GIVEN RECORDS:
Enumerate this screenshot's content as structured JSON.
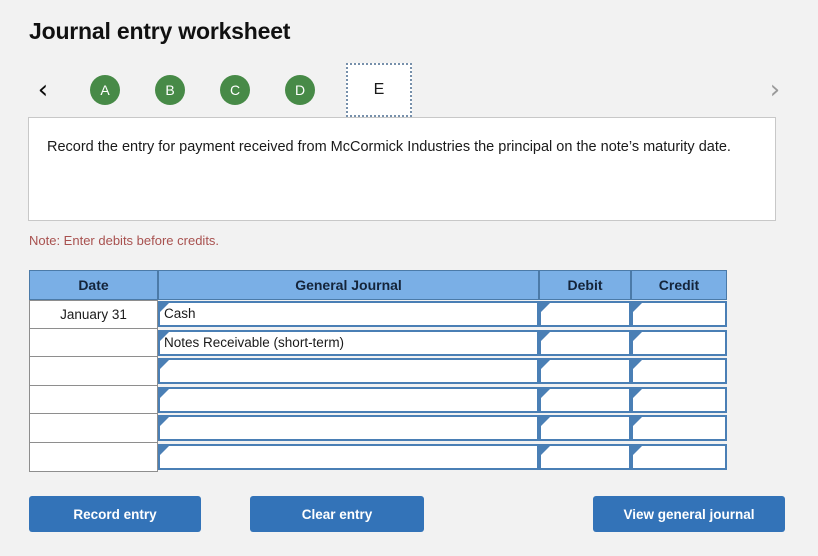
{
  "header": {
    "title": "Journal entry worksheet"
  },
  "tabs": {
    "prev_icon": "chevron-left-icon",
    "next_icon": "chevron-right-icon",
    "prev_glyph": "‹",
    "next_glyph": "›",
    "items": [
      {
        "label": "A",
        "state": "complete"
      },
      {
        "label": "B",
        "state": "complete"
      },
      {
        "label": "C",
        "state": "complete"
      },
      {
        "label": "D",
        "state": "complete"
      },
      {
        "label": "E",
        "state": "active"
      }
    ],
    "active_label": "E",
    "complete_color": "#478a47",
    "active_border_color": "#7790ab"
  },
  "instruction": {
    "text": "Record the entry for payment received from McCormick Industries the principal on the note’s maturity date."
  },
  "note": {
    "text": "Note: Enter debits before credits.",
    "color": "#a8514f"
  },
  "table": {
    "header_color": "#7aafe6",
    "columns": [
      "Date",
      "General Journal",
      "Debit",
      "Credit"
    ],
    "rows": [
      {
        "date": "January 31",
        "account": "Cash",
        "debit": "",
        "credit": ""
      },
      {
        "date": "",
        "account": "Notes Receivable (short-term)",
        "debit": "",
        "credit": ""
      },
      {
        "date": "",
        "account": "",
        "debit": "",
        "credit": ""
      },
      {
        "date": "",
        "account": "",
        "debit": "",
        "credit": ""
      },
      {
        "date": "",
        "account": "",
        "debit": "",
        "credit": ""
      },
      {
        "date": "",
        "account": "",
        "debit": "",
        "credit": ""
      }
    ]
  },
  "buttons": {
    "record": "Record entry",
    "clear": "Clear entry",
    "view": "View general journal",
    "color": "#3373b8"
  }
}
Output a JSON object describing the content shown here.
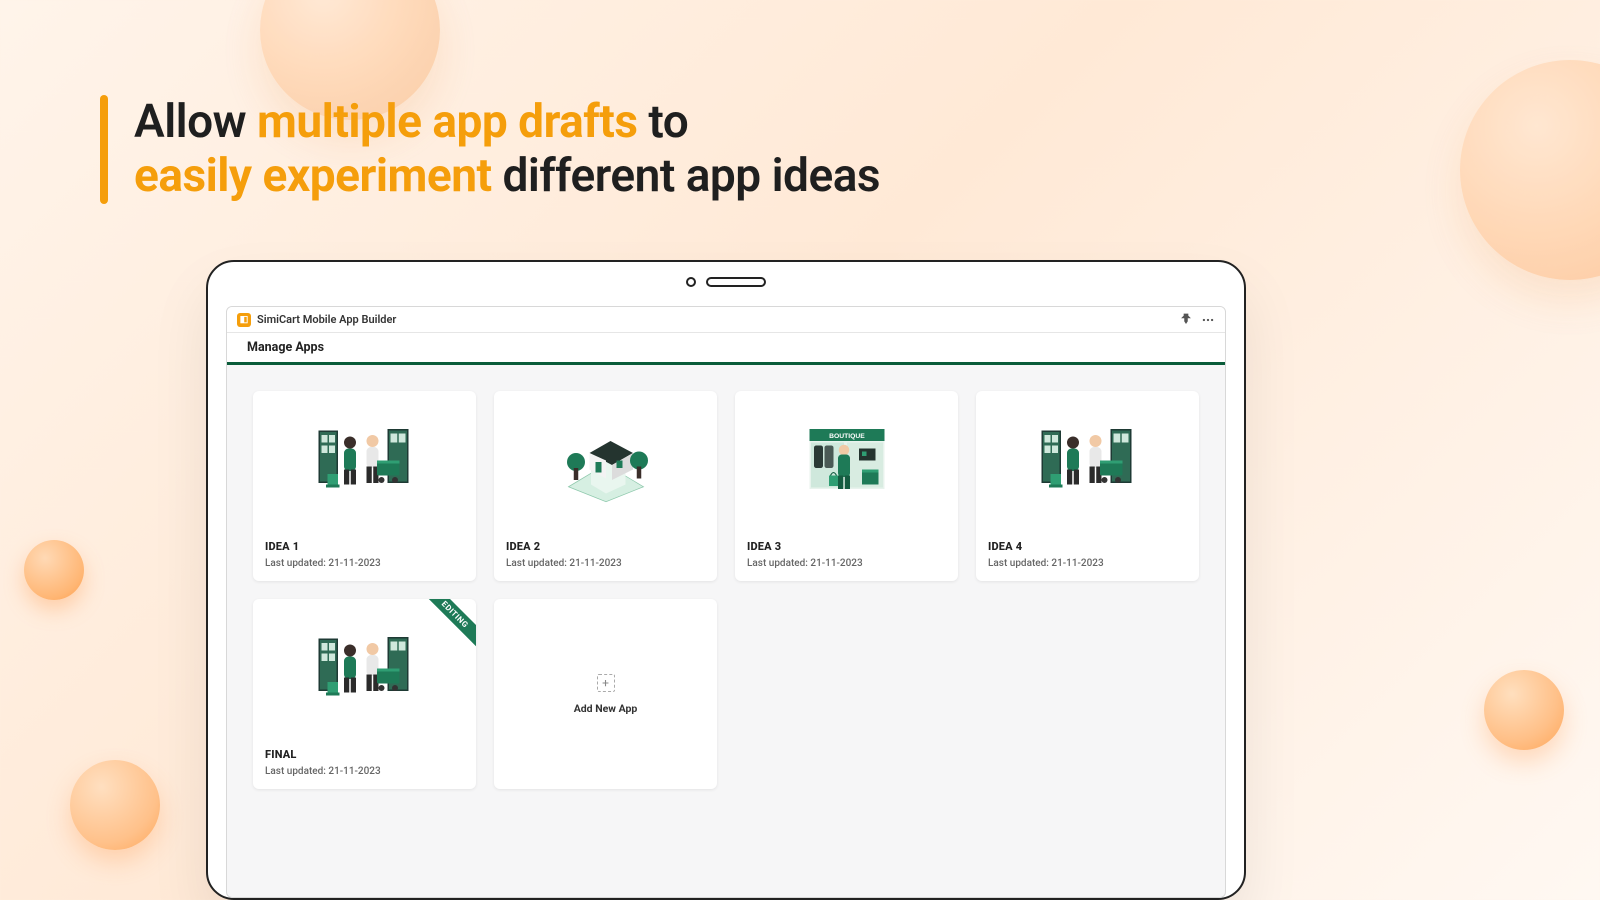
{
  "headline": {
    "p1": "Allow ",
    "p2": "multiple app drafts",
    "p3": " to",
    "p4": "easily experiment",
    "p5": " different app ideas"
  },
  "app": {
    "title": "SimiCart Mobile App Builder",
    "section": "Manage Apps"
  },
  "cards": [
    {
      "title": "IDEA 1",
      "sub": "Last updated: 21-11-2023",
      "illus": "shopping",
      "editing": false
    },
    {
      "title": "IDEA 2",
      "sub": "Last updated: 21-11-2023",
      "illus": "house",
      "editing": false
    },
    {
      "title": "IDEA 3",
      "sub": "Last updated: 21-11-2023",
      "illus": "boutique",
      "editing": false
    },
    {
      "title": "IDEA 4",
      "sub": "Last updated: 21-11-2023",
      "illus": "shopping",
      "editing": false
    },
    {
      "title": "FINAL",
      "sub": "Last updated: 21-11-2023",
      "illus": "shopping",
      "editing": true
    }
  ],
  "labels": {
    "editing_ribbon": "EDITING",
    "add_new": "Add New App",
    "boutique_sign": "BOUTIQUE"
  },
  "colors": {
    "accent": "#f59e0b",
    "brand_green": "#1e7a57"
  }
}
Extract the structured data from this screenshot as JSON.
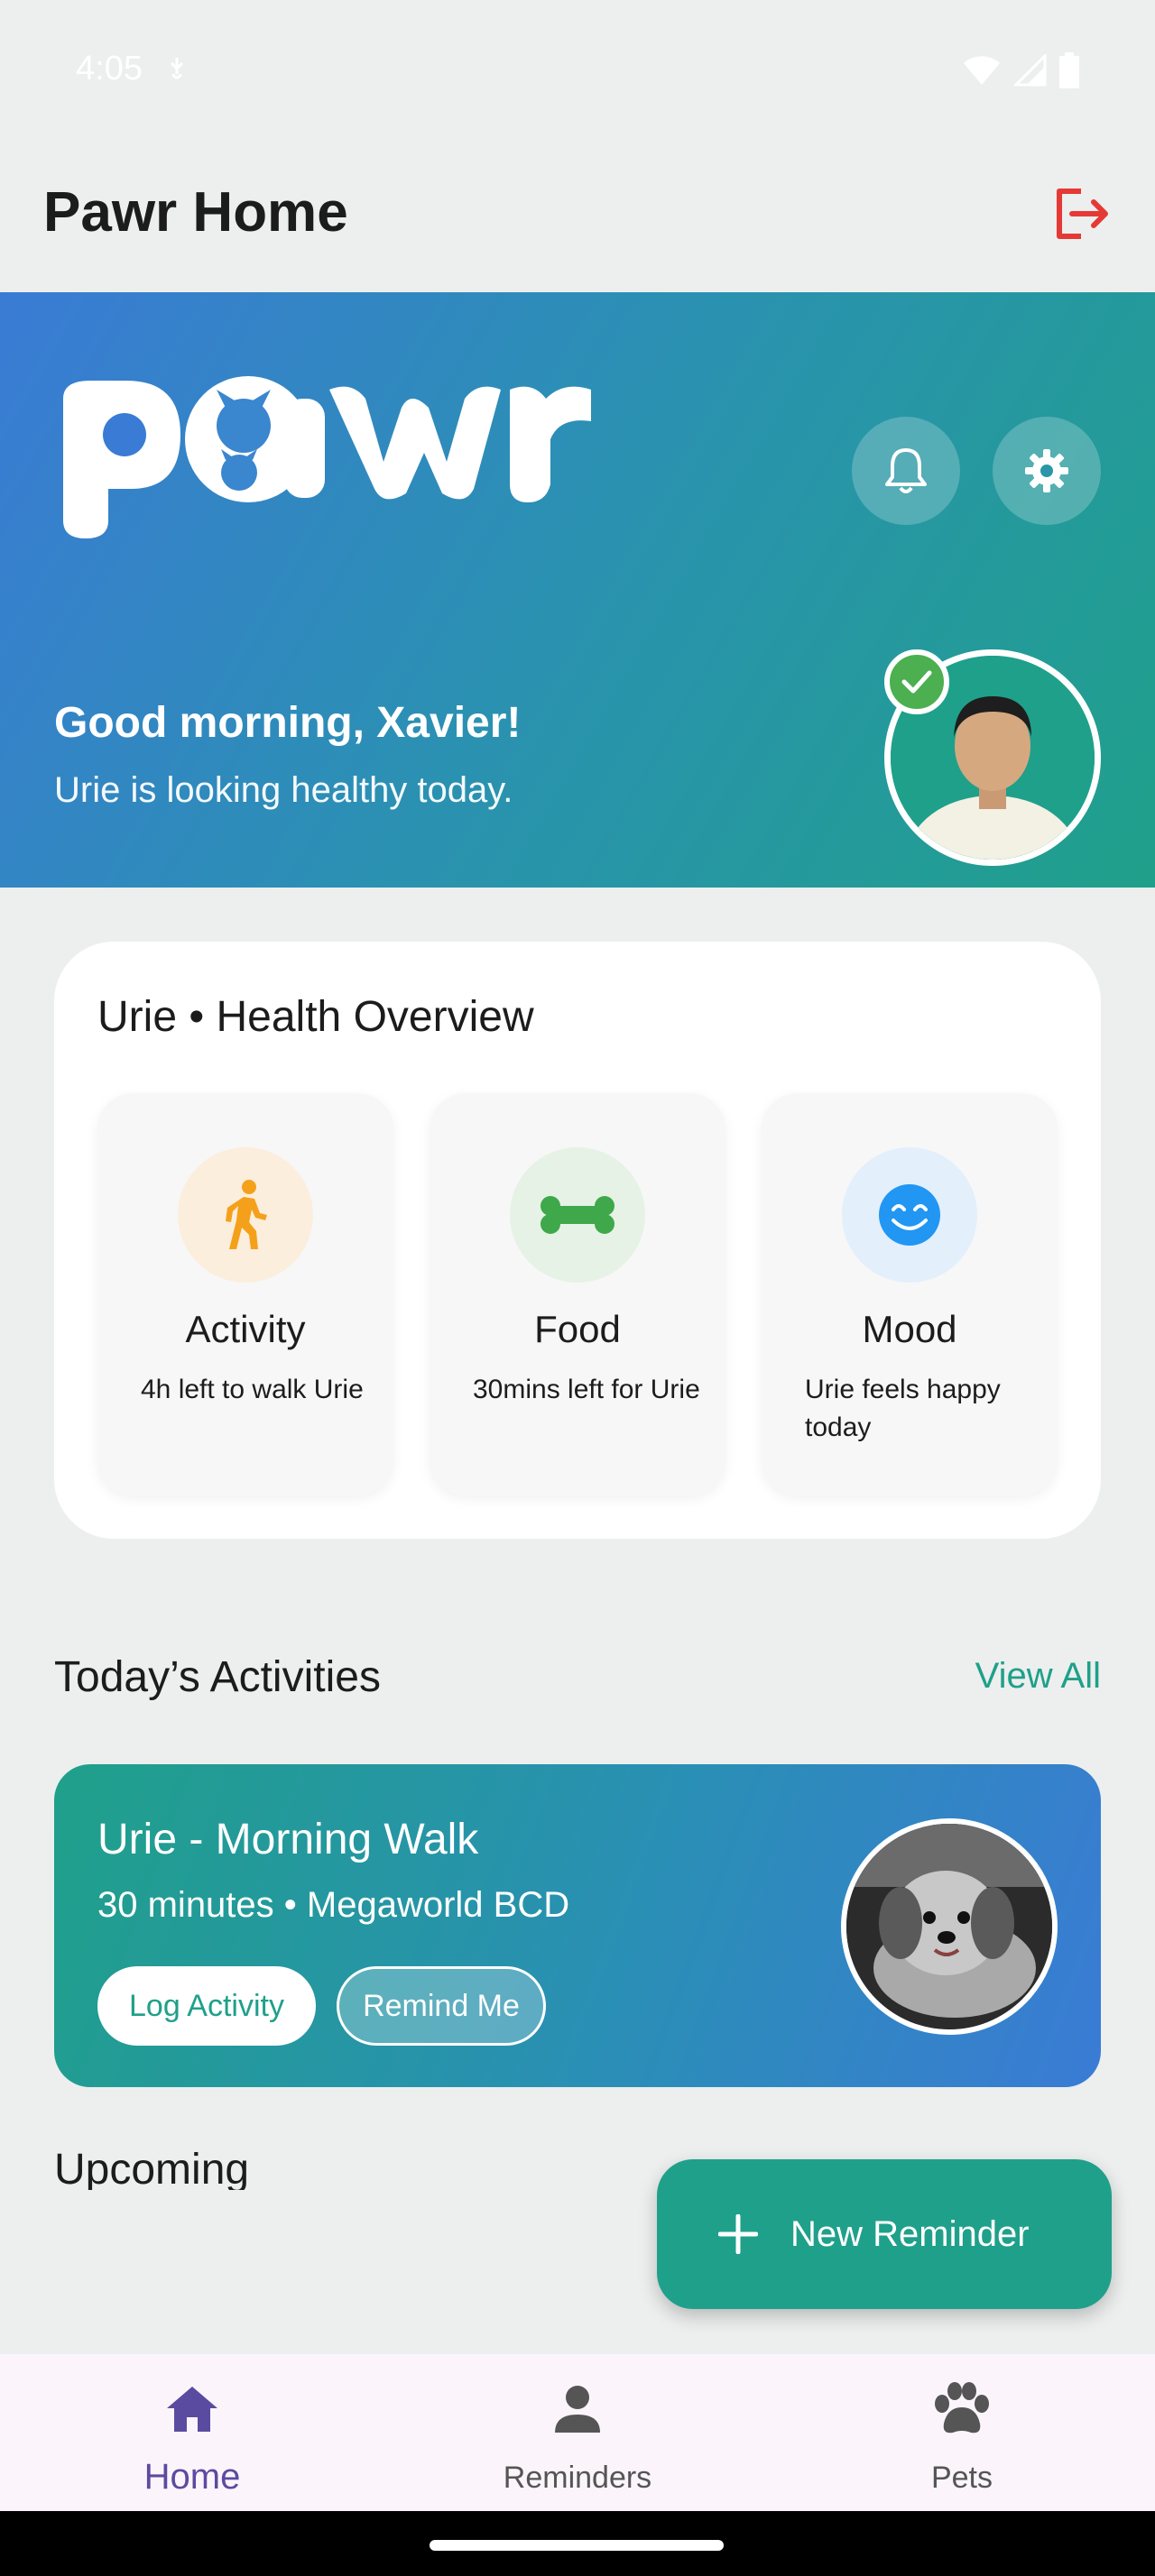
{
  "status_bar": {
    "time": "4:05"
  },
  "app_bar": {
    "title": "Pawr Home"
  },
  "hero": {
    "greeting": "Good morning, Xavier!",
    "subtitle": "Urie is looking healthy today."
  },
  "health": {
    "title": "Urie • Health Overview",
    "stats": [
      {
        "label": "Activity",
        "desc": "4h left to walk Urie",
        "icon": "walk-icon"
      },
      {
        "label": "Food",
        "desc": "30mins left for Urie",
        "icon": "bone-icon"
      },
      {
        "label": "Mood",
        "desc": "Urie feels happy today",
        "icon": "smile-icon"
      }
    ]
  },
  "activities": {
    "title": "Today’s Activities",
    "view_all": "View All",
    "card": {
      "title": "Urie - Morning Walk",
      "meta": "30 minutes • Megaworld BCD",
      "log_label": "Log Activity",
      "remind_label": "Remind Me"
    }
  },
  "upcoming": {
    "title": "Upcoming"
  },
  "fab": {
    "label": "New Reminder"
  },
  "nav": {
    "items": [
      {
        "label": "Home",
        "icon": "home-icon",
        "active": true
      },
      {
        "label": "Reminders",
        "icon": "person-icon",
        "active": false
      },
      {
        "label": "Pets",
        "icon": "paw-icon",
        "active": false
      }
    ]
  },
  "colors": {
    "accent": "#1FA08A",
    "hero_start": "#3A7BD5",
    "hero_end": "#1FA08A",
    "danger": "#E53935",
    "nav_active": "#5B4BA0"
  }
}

TASK DESCRIPTION: Leave every image out, and retype the material exactly.

OUTPUT FOR THIS TASK:
Enumerate this screenshot's content as structured JSON.
{
  "header": {
    "title": "Journal entry worksheet"
  },
  "tabs": {
    "prev_icon": "chevron-left-icon",
    "next_icon": "chevron-right-icon",
    "prev_glyph": "‹",
    "next_glyph": "›",
    "items": [
      {
        "label": "A",
        "state": "complete"
      },
      {
        "label": "B",
        "state": "complete"
      },
      {
        "label": "C",
        "state": "complete"
      },
      {
        "label": "D",
        "state": "complete"
      },
      {
        "label": "E",
        "state": "active"
      }
    ],
    "active_label": "E",
    "complete_color": "#478a47",
    "active_border_color": "#7790ab"
  },
  "instruction": {
    "text": "Record the entry for payment received from McCormick Industries the principal on the note’s maturity date."
  },
  "note": {
    "text": "Note: Enter debits before credits.",
    "color": "#a8514f"
  },
  "table": {
    "header_color": "#7aafe6",
    "columns": [
      "Date",
      "General Journal",
      "Debit",
      "Credit"
    ],
    "rows": [
      {
        "date": "January 31",
        "account": "Cash",
        "debit": "",
        "credit": ""
      },
      {
        "date": "",
        "account": "Notes Receivable (short-term)",
        "debit": "",
        "credit": ""
      },
      {
        "date": "",
        "account": "",
        "debit": "",
        "credit": ""
      },
      {
        "date": "",
        "account": "",
        "debit": "",
        "credit": ""
      },
      {
        "date": "",
        "account": "",
        "debit": "",
        "credit": ""
      },
      {
        "date": "",
        "account": "",
        "debit": "",
        "credit": ""
      }
    ]
  },
  "buttons": {
    "record": "Record entry",
    "clear": "Clear entry",
    "view": "View general journal",
    "color": "#3373b8"
  }
}
Output a JSON object describing the content shown here.
{
  "headline": {
    "p1": "Allow ",
    "p2": "multiple app drafts",
    "p3": " to",
    "p4": "easily experiment",
    "p5": " different app ideas"
  },
  "app": {
    "title": "SimiCart Mobile App Builder",
    "section": "Manage Apps"
  },
  "cards": [
    {
      "title": "IDEA 1",
      "sub": "Last updated: 21-11-2023",
      "illus": "shopping",
      "editing": false
    },
    {
      "title": "IDEA 2",
      "sub": "Last updated: 21-11-2023",
      "illus": "house",
      "editing": false
    },
    {
      "title": "IDEA 3",
      "sub": "Last updated: 21-11-2023",
      "illus": "boutique",
      "editing": false
    },
    {
      "title": "IDEA 4",
      "sub": "Last updated: 21-11-2023",
      "illus": "shopping",
      "editing": false
    },
    {
      "title": "FINAL",
      "sub": "Last updated: 21-11-2023",
      "illus": "shopping",
      "editing": true
    }
  ],
  "labels": {
    "editing_ribbon": "EDITING",
    "add_new": "Add New App",
    "boutique_sign": "BOUTIQUE"
  },
  "colors": {
    "accent": "#f59e0b",
    "brand_green": "#1e7a57"
  }
}
Extract the structured data from this screenshot as JSON.
{
  "status_bar": {
    "time": "4:05"
  },
  "app_bar": {
    "title": "Pawr Home"
  },
  "hero": {
    "greeting": "Good morning, Xavier!",
    "subtitle": "Urie is looking healthy today."
  },
  "health": {
    "title": "Urie • Health Overview",
    "stats": [
      {
        "label": "Activity",
        "desc": "4h left to walk Urie",
        "icon": "walk-icon"
      },
      {
        "label": "Food",
        "desc": "30mins left for Urie",
        "icon": "bone-icon"
      },
      {
        "label": "Mood",
        "desc": "Urie feels happy today",
        "icon": "smile-icon"
      }
    ]
  },
  "activities": {
    "title": "Today’s Activities",
    "view_all": "View All",
    "card": {
      "title": "Urie - Morning Walk",
      "meta": "30 minutes • Megaworld BCD",
      "log_label": "Log Activity",
      "remind_label": "Remind Me"
    }
  },
  "upcoming": {
    "title": "Upcoming"
  },
  "fab": {
    "label": "New Reminder"
  },
  "nav": {
    "items": [
      {
        "label": "Home",
        "icon": "home-icon",
        "active": true
      },
      {
        "label": "Reminders",
        "icon": "person-icon",
        "active": false
      },
      {
        "label": "Pets",
        "icon": "paw-icon",
        "active": false
      }
    ]
  },
  "colors": {
    "accent": "#1FA08A",
    "hero_start": "#3A7BD5",
    "hero_end": "#1FA08A",
    "danger": "#E53935",
    "nav_active": "#5B4BA0"
  }
}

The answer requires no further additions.